> **Stated task**
Write the data out again, exactly as given.

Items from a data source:
-=-=-
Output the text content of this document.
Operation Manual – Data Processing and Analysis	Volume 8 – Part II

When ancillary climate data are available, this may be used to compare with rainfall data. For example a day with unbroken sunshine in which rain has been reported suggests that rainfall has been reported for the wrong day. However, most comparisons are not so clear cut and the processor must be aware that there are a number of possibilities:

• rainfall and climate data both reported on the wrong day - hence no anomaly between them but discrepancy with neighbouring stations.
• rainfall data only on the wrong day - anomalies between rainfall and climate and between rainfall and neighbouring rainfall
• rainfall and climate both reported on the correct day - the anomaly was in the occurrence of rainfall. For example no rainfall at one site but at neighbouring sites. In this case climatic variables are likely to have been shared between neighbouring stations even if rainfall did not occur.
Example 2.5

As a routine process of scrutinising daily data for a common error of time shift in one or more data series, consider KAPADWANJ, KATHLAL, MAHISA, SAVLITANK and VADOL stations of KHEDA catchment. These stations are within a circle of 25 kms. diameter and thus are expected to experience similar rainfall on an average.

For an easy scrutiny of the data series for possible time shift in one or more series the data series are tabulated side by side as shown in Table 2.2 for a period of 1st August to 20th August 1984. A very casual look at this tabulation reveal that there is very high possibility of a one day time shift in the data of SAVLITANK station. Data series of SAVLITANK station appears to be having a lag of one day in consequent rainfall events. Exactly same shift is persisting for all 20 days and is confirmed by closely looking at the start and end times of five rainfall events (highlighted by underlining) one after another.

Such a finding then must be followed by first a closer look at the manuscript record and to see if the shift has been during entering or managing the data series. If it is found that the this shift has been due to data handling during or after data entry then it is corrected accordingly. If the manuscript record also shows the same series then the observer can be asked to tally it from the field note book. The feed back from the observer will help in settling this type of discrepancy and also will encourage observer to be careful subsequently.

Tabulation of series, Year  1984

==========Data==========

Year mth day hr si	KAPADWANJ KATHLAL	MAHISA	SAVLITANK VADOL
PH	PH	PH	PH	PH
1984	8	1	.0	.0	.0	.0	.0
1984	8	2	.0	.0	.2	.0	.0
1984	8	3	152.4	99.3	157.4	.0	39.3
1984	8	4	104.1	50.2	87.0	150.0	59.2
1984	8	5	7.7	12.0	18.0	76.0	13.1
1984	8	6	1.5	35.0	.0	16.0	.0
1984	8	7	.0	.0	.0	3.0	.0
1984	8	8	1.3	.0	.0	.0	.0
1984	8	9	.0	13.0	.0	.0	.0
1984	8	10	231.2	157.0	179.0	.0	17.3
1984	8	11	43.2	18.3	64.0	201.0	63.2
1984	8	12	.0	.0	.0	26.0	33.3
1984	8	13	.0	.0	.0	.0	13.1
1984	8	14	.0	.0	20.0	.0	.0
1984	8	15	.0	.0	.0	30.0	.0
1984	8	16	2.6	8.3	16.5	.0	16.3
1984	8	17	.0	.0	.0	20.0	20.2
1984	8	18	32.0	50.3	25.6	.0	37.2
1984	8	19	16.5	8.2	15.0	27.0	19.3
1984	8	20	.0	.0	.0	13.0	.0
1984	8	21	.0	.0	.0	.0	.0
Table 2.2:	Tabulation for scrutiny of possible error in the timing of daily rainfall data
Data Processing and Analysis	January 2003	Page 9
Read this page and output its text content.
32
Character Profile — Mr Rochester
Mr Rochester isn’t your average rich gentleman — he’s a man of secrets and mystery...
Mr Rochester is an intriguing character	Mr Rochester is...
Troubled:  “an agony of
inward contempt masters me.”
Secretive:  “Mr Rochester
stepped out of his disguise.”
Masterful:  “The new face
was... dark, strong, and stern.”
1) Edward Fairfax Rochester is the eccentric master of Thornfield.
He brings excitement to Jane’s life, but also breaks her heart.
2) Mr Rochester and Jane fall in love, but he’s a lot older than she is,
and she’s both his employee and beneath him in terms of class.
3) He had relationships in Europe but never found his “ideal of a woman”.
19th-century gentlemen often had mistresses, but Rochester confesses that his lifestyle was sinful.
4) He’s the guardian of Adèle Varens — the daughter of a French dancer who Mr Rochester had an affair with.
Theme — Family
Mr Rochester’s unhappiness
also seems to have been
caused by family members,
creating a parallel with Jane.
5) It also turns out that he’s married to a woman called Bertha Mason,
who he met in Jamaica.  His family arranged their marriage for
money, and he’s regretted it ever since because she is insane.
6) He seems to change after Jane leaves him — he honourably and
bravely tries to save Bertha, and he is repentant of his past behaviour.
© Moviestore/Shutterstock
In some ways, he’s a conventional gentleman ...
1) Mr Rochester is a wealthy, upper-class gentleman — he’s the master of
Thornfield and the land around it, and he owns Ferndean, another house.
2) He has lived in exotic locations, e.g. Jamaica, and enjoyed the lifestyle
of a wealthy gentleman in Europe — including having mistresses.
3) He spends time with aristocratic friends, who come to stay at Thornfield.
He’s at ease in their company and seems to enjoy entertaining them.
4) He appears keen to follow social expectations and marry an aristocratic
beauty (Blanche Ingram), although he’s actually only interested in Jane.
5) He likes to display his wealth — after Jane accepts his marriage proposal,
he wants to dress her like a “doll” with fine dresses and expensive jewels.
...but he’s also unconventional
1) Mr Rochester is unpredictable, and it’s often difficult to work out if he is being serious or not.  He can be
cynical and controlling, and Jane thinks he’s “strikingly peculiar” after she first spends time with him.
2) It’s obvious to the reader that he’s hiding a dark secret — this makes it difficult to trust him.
-=-=-
> **Solution**
Output the text content of this document.
Operation Manual – Data Processing and Analysis	Volume 8 – Part II

When ancillary climate data are available, this may be used to compare with rainfall data. For example a day with unbroken sunshine in which rain has been reported suggests that rainfall has been reported for the wrong day. However, most comparisons are not so clear cut and the processor must be aware that there are a number of possibilities:

• rainfall and climate data both reported on the wrong day - hence no anomaly between them but discrepancy with neighbouring stations.
• rainfall data only on the wrong day - anomalies between rainfall and climate and between rainfall and neighbouring rainfall
• rainfall and climate both reported on the correct day - the anomaly was in the occurrence of rainfall. For example no rainfall at one site but at neighbouring sites. In this case climatic variables are likely to have been shared between neighbouring stations even if rainfall did not occur.
Example 2.5

As a routine process of scrutinising daily data for a common error of time shift in one or more data series, consider KAPADWANJ, KATHLAL, MAHISA, SAVLITANK and VADOL stations of KHEDA catchment. These stations are within a circle of 25 kms. diameter and thus are expected to experience similar rainfall on an average.

For an easy scrutiny of the data series for possible time shift in one or more series the data series are tabulated side by side as shown in Table 2.2 for a period of 1st August to 20th August 1984. A very casual look at this tabulation reveal that there is very high possibility of a one day time shift in the data of SAVLITANK station. Data series of SAVLITANK station appears to be having a lag of one day in consequent rainfall events. Exactly same shift is persisting for all 20 days and is confirmed by closely looking at the start and end times of five rainfall events (highlighted by underlining) one after another.

Such a finding then must be followed by first a closer look at the manuscript record and to see if the shift has been during entering or managing the data series. If it is found that the this shift has been due to data handling during or after data entry then it is corrected accordingly. If the manuscript record also shows the same series then the observer can be asked to tally it from the field note book. The feed back from the observer will help in settling this type of discrepancy and also will encourage observer to be careful subsequently.

Tabulation of series, Year  1984

==========Data==========

Year mth day hr si	KAPADWANJ KATHLAL	MAHISA	SAVLITANK VADOL
PH	PH	PH	PH	PH
1984	8	1	.0	.0	.0	.0	.0
1984	8	2	.0	.0	.2	.0	.0
1984	8	3	152.4	99.3	157.4	.0	39.3
1984	8	4	104.1	50.2	87.0	150.0	59.2
1984	8	5	7.7	12.0	18.0	76.0	13.1
1984	8	6	1.5	35.0	.0	16.0	.0
1984	8	7	.0	.0	.0	3.0	.0
1984	8	8	1.3	.0	.0	.0	.0
1984	8	9	.0	13.0	.0	.0	.0
1984	8	10	231.2	157.0	179.0	.0	17.3
1984	8	11	43.2	18.3	64.0	201.0	63.2
1984	8	12	.0	.0	.0	26.0	33.3
1984	8	13	.0	.0	.0	.0	13.1
1984	8	14	.0	.0	20.0	.0	.0
1984	8	15	.0	.0	.0	30.0	.0
1984	8	16	2.6	8.3	16.5	.0	16.3
1984	8	17	.0	.0	.0	20.0	20.2
1984	8	18	32.0	50.3	25.6	.0	37.2
1984	8	19	16.5	8.2	15.0	27.0	19.3
1984	8	20	.0	.0	.0	13.0	.0
1984	8	21	.0	.0	.0	.0	.0
Table 2.2:	Tabulation for scrutiny of possible error in the timing of daily rainfall data
Data Processing and Analysis	January 2003	Page 9
Read this page and output its text content.
32
Character Profile — Mr Rochester
Mr Rochester isn’t your average rich gentleman — he’s a man of secrets and mystery...
Mr Rochester is an intriguing character	Mr Rochester is...
Troubled:  “an agony of
inward contempt masters me.”
Secretive:  “Mr Rochester
stepped out of his disguise.”
Masterful:  “The new face
was... dark, strong, and stern.”
1) Edward Fairfax Rochester is the eccentric master of Thornfield.
He brings excitement to Jane’s life, but also breaks her heart.
2) Mr Rochester and Jane fall in love, but he’s a lot older than she is,
and she’s both his employee and beneath him in terms of class.
3) He had relationships in Europe but never found his “ideal of a woman”.
19th-century gentlemen often had mistresses, but Rochester confesses that his lifestyle was sinful.
4) He’s the guardian of Adèle Varens — the daughter of a French dancer who Mr Rochester had an affair with.
Theme — Family
Mr Rochester’s unhappiness
also seems to have been
caused by family members,
creating a parallel with Jane.
5) It also turns out that he’s married to a woman called Bertha Mason,
who he met in Jamaica.  His family arranged their marriage for
money, and he’s regretted it ever since because she is insane.
6) He seems to change after Jane leaves him — he honourably and
bravely tries to save Bertha, and he is repentant of his past behaviour.
© Moviestore/Shutterstock
In some ways, he’s a conventional gentleman ...
1) Mr Rochester is a wealthy, upper-class gentleman — he’s the master of
Thornfield and the land around it, and he owns Ferndean, another house.
2) He has lived in exotic locations, e.g. Jamaica, and enjoyed the lifestyle
of a wealthy gentleman in Europe — including having mistresses.
3) He spends time with aristocratic friends, who come to stay at Thornfield.
He’s at ease in their company and seems to enjoy entertaining them.
4) He appears keen to follow social expectations and marry an aristocratic
beauty (Blanche Ingram), although he’s actually only interested in Jane.
5) He likes to display his wealth — after Jane accepts his marriage proposal,
he wants to dress her like a “doll” with fine dresses and expensive jewels.
...but he’s also unconventional
1) Mr Rochester is unpredictable, and it’s often difficult to work out if he is being serious or not.  He can be
cynical and controlling, and Jane thinks he’s “strikingly peculiar” after she first spends time with him.
2) It’s obvious to the reader that he’s hiding a dark secret — this makes it difficult to trust him.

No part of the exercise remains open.